## WHAT IS EXPECTED
Copy out each line of the material below with no changes.

## LISTING

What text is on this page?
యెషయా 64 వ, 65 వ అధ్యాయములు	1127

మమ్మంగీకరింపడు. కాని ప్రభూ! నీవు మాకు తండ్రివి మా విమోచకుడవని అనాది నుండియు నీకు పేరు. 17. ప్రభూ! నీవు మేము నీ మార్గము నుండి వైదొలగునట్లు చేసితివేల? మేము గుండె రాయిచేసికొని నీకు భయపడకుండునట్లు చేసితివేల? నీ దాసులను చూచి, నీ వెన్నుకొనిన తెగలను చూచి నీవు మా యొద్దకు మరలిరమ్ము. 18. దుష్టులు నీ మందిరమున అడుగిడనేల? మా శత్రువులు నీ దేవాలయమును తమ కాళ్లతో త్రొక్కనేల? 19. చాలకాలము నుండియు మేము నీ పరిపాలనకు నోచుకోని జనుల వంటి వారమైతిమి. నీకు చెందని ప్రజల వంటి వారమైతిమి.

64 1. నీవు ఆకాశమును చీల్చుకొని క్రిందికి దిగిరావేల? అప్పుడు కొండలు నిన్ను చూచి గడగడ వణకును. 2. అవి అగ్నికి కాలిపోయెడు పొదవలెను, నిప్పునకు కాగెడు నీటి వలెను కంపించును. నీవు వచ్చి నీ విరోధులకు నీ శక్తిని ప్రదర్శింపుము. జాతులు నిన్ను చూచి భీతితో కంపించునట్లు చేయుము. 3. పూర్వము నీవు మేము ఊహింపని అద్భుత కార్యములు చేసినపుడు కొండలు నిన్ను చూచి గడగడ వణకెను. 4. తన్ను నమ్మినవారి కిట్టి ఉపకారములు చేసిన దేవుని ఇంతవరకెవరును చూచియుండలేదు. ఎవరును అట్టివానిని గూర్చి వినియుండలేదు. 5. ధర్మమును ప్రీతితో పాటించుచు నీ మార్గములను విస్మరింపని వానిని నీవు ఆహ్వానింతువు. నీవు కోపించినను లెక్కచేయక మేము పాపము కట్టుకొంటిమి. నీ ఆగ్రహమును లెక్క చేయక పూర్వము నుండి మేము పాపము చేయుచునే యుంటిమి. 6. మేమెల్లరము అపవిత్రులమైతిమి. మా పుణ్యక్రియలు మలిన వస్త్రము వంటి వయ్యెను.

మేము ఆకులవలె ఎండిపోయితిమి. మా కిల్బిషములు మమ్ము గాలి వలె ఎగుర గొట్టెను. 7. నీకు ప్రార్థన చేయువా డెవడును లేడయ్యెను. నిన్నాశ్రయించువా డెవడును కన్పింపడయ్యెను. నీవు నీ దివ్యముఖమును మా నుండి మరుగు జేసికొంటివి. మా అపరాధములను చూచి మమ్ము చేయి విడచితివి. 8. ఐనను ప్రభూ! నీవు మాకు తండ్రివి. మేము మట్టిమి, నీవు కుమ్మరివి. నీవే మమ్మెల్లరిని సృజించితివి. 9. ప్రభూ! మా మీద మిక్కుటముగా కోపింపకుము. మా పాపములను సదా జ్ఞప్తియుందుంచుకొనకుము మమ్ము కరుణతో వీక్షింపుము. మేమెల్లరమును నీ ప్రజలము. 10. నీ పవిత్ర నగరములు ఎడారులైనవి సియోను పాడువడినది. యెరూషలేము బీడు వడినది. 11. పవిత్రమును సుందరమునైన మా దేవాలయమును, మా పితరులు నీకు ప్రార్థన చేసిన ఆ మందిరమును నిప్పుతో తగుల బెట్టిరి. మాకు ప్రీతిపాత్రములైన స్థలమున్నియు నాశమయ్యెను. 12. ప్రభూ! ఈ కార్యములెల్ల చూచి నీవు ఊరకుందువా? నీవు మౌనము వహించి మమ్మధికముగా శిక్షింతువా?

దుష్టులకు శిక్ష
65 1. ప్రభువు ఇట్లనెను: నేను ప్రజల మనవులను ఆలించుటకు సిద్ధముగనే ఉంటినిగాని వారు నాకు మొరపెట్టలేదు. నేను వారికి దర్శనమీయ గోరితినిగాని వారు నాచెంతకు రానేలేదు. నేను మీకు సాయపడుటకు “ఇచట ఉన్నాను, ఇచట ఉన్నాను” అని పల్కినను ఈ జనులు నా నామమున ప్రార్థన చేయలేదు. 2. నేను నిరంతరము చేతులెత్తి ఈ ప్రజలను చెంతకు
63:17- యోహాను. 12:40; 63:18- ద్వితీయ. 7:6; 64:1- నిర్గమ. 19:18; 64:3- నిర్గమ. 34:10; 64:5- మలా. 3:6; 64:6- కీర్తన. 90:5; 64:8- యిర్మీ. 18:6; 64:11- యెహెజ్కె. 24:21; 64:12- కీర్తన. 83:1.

## RESPONSE TO THE TASK
What text is on this page?
యెషయా 64 వ, 65 వ అధ్యాయములు	1127

మమ్మంగీకరింపడు. కాని ప్రభూ! నీవు మాకు తండ్రివి మా విమోచకుడవని అనాది నుండియు నీకు పేరు. 17. ప్రభూ! నీవు మేము నీ మార్గము నుండి వైదొలగునట్లు చేసితివేల? మేము గుండె రాయిచేసికొని నీకు భయపడకుండునట్లు చేసితివేల? నీ దాసులను చూచి, నీ వెన్నుకొనిన తెగలను చూచి నీవు మా యొద్దకు మరలిరమ్ము. 18. దుష్టులు నీ మందిరమున అడుగిడనేల? మా శత్రువులు నీ దేవాలయమును తమ కాళ్లతో త్రొక్కనేల? 19. చాలకాలము నుండియు మేము నీ పరిపాలనకు నోచుకోని జనుల వంటి వారమైతిమి. నీకు చెందని ప్రజల వంటి వారమైతిమి.

64 1. నీవు ఆకాశమును చీల్చుకొని క్రిందికి దిగిరావేల? అప్పుడు కొండలు నిన్ను చూచి గడగడ వణకును. 2. అవి అగ్నికి కాలిపోయెడు పొదవలెను, నిప్పునకు కాగెడు నీటి వలెను కంపించును. నీవు వచ్చి నీ విరోధులకు నీ శక్తిని ప్రదర్శింపుము. జాతులు నిన్ను చూచి భీతితో కంపించునట్లు చేయుము. 3. పూర్వము నీవు మేము ఊహింపని అద్భుత కార్యములు చేసినపుడు కొండలు నిన్ను చూచి గడగడ వణకెను. 4. తన్ను నమ్మినవారి కిట్టి ఉపకారములు చేసిన దేవుని ఇంతవరకెవరును చూచియుండలేదు. ఎవరును అట్టివానిని గూర్చి వినియుండలేదు. 5. ధర్మమును ప్రీతితో పాటించుచు నీ మార్గములను విస్మరింపని వానిని నీవు ఆహ్వానింతువు. నీవు కోపించినను లెక్కచేయక మేము పాపము కట్టుకొంటిమి. నీ ఆగ్రహమును లెక్క చేయక పూర్వము నుండి మేము పాపము చేయుచునే యుంటిమి. 6. మేమెల్లరము అపవిత్రులమైతిమి. మా పుణ్యక్రియలు మలిన వస్త్రము వంటి వయ్యెను.

మేము ఆకులవలె ఎండిపోయితిమి. మా కిల్బిషములు మమ్ము గాలి వలె ఎగుర గొట్టెను. 7. నీకు ప్రార్థన చేయువా డెవడును లేడయ్యెను. నిన్నాశ్రయించువా డెవడును కన్పింపడయ్యెను. నీవు నీ దివ్యముఖమును మా నుండి మరుగు జేసికొంటివి. మా అపరాధములను చూచి మమ్ము చేయి విడచితివి. 8. ఐనను ప్రభూ! నీవు మాకు తండ్రివి. మేము మట్టిమి, నీవు కుమ్మరివి. నీవే మమ్మెల్లరిని సృజించితివి. 9. ప్రభూ! మా మీద మిక్కుటముగా కోపింపకుము. మా పాపములను సదా జ్ఞప్తియుందుంచుకొనకుము మమ్ము కరుణతో వీక్షింపుము. మేమెల్లరమును నీ ప్రజలము. 10. నీ పవిత్ర నగరములు ఎడారులైనవి సియోను పాడువడినది. యెరూషలేము బీడు వడినది. 11. పవిత్రమును సుందరమునైన మా దేవాలయమును, మా పితరులు నీకు ప్రార్థన చేసిన ఆ మందిరమును నిప్పుతో తగుల బెట్టిరి. మాకు ప్రీతిపాత్రములైన స్థలమున్నియు నాశమయ్యెను. 12. ప్రభూ! ఈ కార్యములెల్ల చూచి నీవు ఊరకుందువా? నీవు మౌనము వహించి మమ్మధికముగా శిక్షింతువా?

దుష్టులకు శిక్ష
65 1. ప్రభువు ఇట్లనెను: నేను ప్రజల మనవులను ఆలించుటకు సిద్ధముగనే ఉంటినిగాని వారు నాకు మొరపెట్టలేదు. నేను వారికి దర్శనమీయ గోరితినిగాని వారు నాచెంతకు రానేలేదు. నేను మీకు సాయపడుటకు “ఇచట ఉన్నాను, ఇచట ఉన్నాను” అని పల్కినను ఈ జనులు నా నామమున ప్రార్థన చేయలేదు. 2. నేను నిరంతరము చేతులెత్తి ఈ ప్రజలను చెంతకు
63:17- యోహాను. 12:40; 63:18- ద్వితీయ. 7:6; 64:1- నిర్గమ. 19:18; 64:3- నిర్గమ. 34:10; 64:5- మలా. 3:6; 64:6- కీర్తన. 90:5; 64:8- యిర్మీ. 18:6; 64:11- యెహెజ్కె. 24:21; 64:12- కీర్తన. 83:1.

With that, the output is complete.